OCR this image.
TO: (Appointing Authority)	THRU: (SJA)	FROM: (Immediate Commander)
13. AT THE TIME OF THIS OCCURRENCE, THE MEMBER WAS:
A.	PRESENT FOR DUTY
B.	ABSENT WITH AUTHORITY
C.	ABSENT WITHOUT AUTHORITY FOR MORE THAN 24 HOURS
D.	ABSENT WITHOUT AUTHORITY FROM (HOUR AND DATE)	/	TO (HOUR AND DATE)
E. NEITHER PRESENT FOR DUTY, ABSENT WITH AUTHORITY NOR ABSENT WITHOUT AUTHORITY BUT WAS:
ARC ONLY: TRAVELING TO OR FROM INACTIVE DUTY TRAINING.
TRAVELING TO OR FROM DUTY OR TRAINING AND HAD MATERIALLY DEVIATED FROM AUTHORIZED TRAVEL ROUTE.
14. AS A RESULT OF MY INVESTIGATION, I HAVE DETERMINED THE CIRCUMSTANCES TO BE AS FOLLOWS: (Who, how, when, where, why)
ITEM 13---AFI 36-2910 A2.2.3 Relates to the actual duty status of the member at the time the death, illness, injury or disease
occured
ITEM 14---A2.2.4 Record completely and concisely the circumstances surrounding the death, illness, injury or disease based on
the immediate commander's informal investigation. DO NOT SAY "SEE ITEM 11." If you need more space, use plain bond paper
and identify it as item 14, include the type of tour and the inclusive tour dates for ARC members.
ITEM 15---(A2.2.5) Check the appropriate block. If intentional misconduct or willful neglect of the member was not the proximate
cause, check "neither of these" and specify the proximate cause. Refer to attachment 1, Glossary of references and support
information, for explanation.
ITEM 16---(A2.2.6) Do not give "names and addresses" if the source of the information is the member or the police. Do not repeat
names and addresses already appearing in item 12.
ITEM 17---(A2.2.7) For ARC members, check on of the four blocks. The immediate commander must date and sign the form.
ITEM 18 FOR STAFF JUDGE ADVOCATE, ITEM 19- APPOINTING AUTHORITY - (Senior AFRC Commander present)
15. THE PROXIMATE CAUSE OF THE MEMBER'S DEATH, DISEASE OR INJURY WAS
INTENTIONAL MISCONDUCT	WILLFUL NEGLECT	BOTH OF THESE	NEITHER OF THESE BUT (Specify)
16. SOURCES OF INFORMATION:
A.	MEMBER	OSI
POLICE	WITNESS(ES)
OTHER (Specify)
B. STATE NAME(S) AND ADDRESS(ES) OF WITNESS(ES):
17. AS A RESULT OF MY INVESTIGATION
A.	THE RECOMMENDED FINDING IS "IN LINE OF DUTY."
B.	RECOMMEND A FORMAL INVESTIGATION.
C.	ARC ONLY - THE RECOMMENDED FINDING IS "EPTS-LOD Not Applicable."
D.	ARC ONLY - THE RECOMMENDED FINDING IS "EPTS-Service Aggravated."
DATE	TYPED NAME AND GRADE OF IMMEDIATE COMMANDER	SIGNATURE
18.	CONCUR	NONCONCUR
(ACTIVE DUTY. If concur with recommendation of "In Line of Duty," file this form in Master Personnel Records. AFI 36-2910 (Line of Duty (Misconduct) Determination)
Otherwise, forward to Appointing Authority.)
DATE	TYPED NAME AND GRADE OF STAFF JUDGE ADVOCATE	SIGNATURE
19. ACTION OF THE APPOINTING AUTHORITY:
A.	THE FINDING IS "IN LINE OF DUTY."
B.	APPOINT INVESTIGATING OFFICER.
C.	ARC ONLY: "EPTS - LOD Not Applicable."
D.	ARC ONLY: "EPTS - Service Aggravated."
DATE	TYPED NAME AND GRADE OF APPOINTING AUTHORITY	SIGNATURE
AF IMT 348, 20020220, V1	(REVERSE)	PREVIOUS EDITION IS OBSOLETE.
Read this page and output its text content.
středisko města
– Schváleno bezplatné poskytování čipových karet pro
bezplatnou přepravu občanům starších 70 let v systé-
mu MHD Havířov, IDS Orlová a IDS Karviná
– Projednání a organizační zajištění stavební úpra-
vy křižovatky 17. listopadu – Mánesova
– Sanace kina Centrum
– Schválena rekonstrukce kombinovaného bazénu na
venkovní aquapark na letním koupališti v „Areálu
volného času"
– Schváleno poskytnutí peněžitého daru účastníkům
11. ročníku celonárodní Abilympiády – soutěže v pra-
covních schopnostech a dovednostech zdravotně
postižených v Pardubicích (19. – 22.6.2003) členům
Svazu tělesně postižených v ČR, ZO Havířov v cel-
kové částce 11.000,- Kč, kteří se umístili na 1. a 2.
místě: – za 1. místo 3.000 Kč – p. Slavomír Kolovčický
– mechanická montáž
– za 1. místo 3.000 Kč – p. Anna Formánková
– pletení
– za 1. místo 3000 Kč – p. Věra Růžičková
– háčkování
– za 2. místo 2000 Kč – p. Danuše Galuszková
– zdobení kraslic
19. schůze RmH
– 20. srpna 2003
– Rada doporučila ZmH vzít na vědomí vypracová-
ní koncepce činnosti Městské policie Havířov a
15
────
(What is asked): Copy out the data shown above without altering anything.

(Answer to this problem):
OCR this image.
TO: (Appointing Authority)	THRU: (SJA)	FROM: (Immediate Commander)
13. AT THE TIME OF THIS OCCURRENCE, THE MEMBER WAS:
A.	PRESENT FOR DUTY
B.	ABSENT WITH AUTHORITY
C.	ABSENT WITHOUT AUTHORITY FOR MORE THAN 24 HOURS
D.	ABSENT WITHOUT AUTHORITY FROM (HOUR AND DATE)	/	TO (HOUR AND DATE)
E. NEITHER PRESENT FOR DUTY, ABSENT WITH AUTHORITY NOR ABSENT WITHOUT AUTHORITY BUT WAS:
ARC ONLY: TRAVELING TO OR FROM INACTIVE DUTY TRAINING.
TRAVELING TO OR FROM DUTY OR TRAINING AND HAD MATERIALLY DEVIATED FROM AUTHORIZED TRAVEL ROUTE.
14. AS A RESULT OF MY INVESTIGATION, I HAVE DETERMINED THE CIRCUMSTANCES TO BE AS FOLLOWS: (Who, how, when, where, why)
ITEM 13---AFI 36-2910 A2.2.3 Relates to the actual duty status of the member at the time the death, illness, injury or disease
occured
ITEM 14---A2.2.4 Record completely and concisely the circumstances surrounding the death, illness, injury or disease based on
the immediate commander's informal investigation. DO NOT SAY "SEE ITEM 11." If you need more space, use plain bond paper
and identify it as item 14, include the type of tour and the inclusive tour dates for ARC members.
ITEM 15---(A2.2.5) Check the appropriate block. If intentional misconduct or willful neglect of the member was not the proximate
cause, check "neither of these" and specify the proximate cause. Refer to attachment 1, Glossary of references and support
information, for explanation.
ITEM 16---(A2.2.6) Do not give "names and addresses" if the source of the information is the member or the police. Do not repeat
names and addresses already appearing in item 12.
ITEM 17---(A2.2.7) For ARC members, check on of the four blocks. The immediate commander must date and sign the form.
ITEM 18 FOR STAFF JUDGE ADVOCATE, ITEM 19- APPOINTING AUTHORITY - (Senior AFRC Commander present)
15. THE PROXIMATE CAUSE OF THE MEMBER'S DEATH, DISEASE OR INJURY WAS
INTENTIONAL MISCONDUCT	WILLFUL NEGLECT	BOTH OF THESE	NEITHER OF THESE BUT (Specify)
16. SOURCES OF INFORMATION:
A.	MEMBER	OSI
POLICE	WITNESS(ES)
OTHER (Specify)
B. STATE NAME(S) AND ADDRESS(ES) OF WITNESS(ES):
17. AS A RESULT OF MY INVESTIGATION
A.	THE RECOMMENDED FINDING IS "IN LINE OF DUTY."
B.	RECOMMEND A FORMAL INVESTIGATION.
C.	ARC ONLY - THE RECOMMENDED FINDING IS "EPTS-LOD Not Applicable."
D.	ARC ONLY - THE RECOMMENDED FINDING IS "EPTS-Service Aggravated."
DATE	TYPED NAME AND GRADE OF IMMEDIATE COMMANDER	SIGNATURE
18.	CONCUR	NONCONCUR
(ACTIVE DUTY. If concur with recommendation of "In Line of Duty," file this form in Master Personnel Records. AFI 36-2910 (Line of Duty (Misconduct) Determination)
Otherwise, forward to Appointing Authority.)
DATE	TYPED NAME AND GRADE OF STAFF JUDGE ADVOCATE	SIGNATURE
19. ACTION OF THE APPOINTING AUTHORITY:
A.	THE FINDING IS "IN LINE OF DUTY."
B.	APPOINT INVESTIGATING OFFICER.
C.	ARC ONLY: "EPTS - LOD Not Applicable."
D.	ARC ONLY: "EPTS - Service Aggravated."
DATE	TYPED NAME AND GRADE OF APPOINTING AUTHORITY	SIGNATURE
AF IMT 348, 20020220, V1	(REVERSE)	PREVIOUS EDITION IS OBSOLETE.
Read this page and output its text content.
středisko města
– Schváleno bezplatné poskytování čipových karet pro
bezplatnou přepravu občanům starších 70 let v systé-
mu MHD Havířov, IDS Orlová a IDS Karviná
– Projednání a organizační zajištění stavební úpra-
vy křižovatky 17. listopadu – Mánesova
– Sanace kina Centrum
– Schválena rekonstrukce kombinovaného bazénu na
venkovní aquapark na letním koupališti v „Areálu
volného času"
– Schváleno poskytnutí peněžitého daru účastníkům
11. ročníku celonárodní Abilympiády – soutěže v pra-
covních schopnostech a dovednostech zdravotně
postižených v Pardubicích (19. – 22.6.2003) členům
Svazu tělesně postižených v ČR, ZO Havířov v cel-
kové částce 11.000,- Kč, kteří se umístili na 1. a 2.
místě: – za 1. místo 3.000 Kč – p. Slavomír Kolovčický
– mechanická montáž
– za 1. místo 3.000 Kč – p. Anna Formánková
– pletení
– za 1. místo 3000 Kč – p. Věra Růžičková
– háčkování
– za 2. místo 2000 Kč – p. Danuše Galuszková
– zdobení kraslic
19. schůze RmH
– 20. srpna 2003
– Rada doporučila ZmH vzít na vědomí vypracová-
ní koncepce činnosti Městské policie Havířov a
15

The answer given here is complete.